» **EXERCISE GOAL**: Retype each record below word for word. Leave the pictures out.

» **DATA IN THIS EXERCISE**:
%%

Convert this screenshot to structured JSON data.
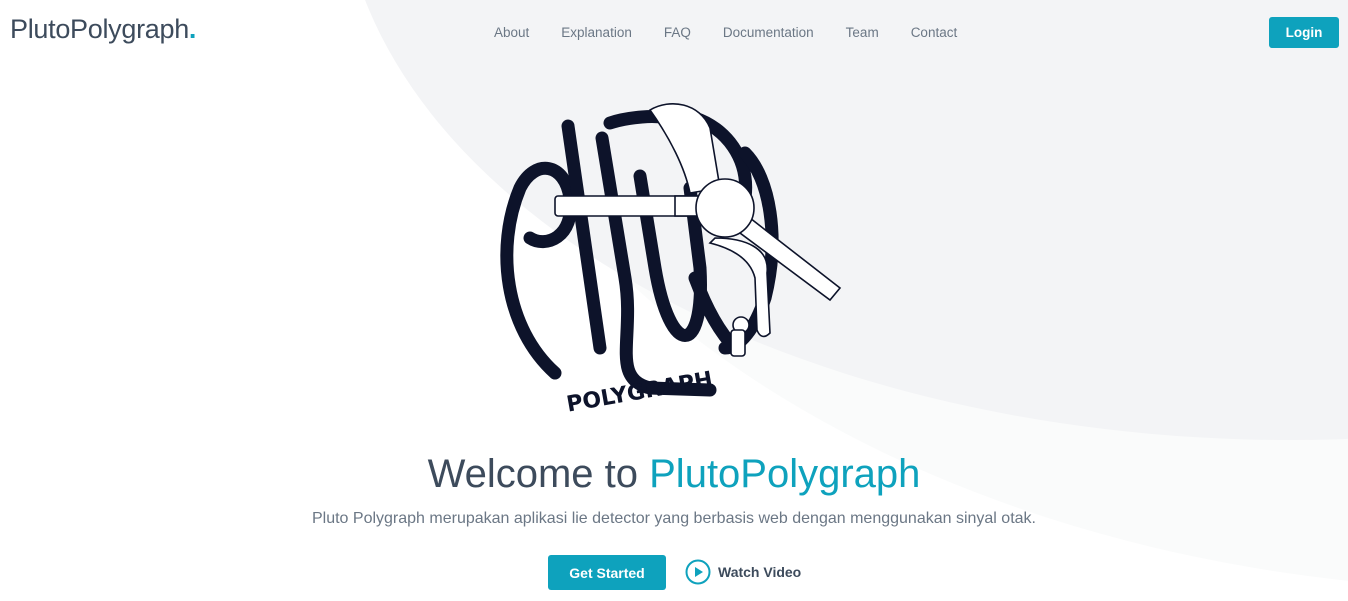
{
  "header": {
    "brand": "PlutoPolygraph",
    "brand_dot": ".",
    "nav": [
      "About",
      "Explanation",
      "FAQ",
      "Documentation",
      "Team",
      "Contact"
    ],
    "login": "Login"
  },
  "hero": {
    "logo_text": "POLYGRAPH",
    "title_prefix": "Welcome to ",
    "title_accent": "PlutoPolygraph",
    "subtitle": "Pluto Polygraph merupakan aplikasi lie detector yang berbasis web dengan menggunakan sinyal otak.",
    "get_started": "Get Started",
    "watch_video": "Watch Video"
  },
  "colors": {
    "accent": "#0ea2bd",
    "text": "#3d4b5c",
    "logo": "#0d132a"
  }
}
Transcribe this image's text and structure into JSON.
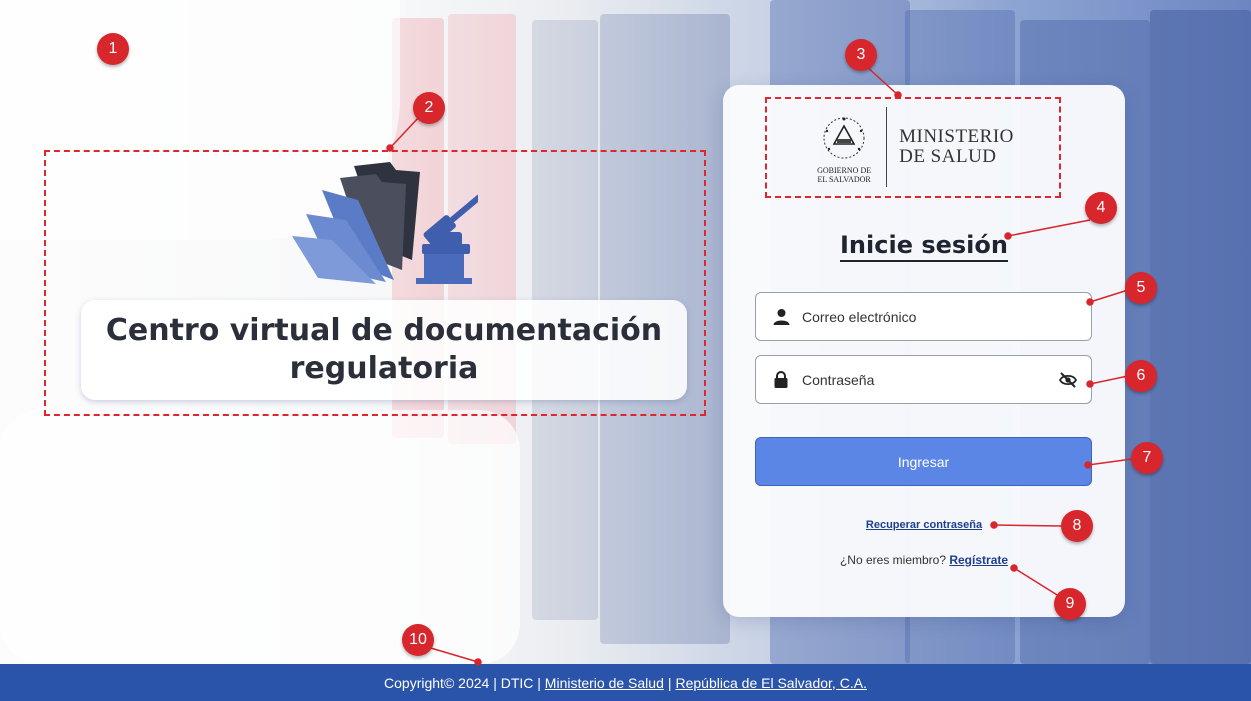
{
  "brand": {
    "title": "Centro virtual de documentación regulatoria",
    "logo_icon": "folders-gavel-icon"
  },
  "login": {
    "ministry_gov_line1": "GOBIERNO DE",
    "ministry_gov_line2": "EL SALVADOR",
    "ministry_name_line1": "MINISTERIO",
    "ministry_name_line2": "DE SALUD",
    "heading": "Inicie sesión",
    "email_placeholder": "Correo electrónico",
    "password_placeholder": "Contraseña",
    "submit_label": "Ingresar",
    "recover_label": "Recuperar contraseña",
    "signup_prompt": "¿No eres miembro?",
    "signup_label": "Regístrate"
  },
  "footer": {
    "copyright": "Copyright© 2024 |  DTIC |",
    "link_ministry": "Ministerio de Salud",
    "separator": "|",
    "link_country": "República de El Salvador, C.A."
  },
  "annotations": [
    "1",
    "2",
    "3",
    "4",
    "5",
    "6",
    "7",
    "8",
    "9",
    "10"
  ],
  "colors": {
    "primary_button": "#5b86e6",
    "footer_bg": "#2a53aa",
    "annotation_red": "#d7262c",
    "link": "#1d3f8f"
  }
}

%%

» **THE RESULT**:
Convert this screenshot to structured JSON data.
{
  "header": {
    "brand": "PlutoPolygraph",
    "brand_dot": ".",
    "nav": [
      "About",
      "Explanation",
      "FAQ",
      "Documentation",
      "Team",
      "Contact"
    ],
    "login": "Login"
  },
  "hero": {
    "logo_text": "POLYGRAPH",
    "title_prefix": "Welcome to ",
    "title_accent": "PlutoPolygraph",
    "subtitle": "Pluto Polygraph merupakan aplikasi lie detector yang berbasis web dengan menggunakan sinyal otak.",
    "get_started": "Get Started",
    "watch_video": "Watch Video"
  },
  "colors": {
    "accent": "#0ea2bd",
    "text": "#3d4b5c",
    "logo": "#0d132a"
  }
}
Transcribe this image's text and structure into JSON.
{
  "brand": {
    "title": "Centro virtual de documentación regulatoria",
    "logo_icon": "folders-gavel-icon"
  },
  "login": {
    "ministry_gov_line1": "GOBIERNO DE",
    "ministry_gov_line2": "EL SALVADOR",
    "ministry_name_line1": "MINISTERIO",
    "ministry_name_line2": "DE SALUD",
    "heading": "Inicie sesión",
    "email_placeholder": "Correo electrónico",
    "password_placeholder": "Contraseña",
    "submit_label": "Ingresar",
    "recover_label": "Recuperar contraseña",
    "signup_prompt": "¿No eres miembro?",
    "signup_label": "Regístrate"
  },
  "footer": {
    "copyright": "Copyright© 2024 |  DTIC |",
    "link_ministry": "Ministerio de Salud",
    "separator": "|",
    "link_country": "República de El Salvador, C.A."
  },
  "annotations": [
    "1",
    "2",
    "3",
    "4",
    "5",
    "6",
    "7",
    "8",
    "9",
    "10"
  ],
  "colors": {
    "primary_button": "#5b86e6",
    "footer_bg": "#2a53aa",
    "annotation_red": "#d7262c",
    "link": "#1d3f8f"
  }
}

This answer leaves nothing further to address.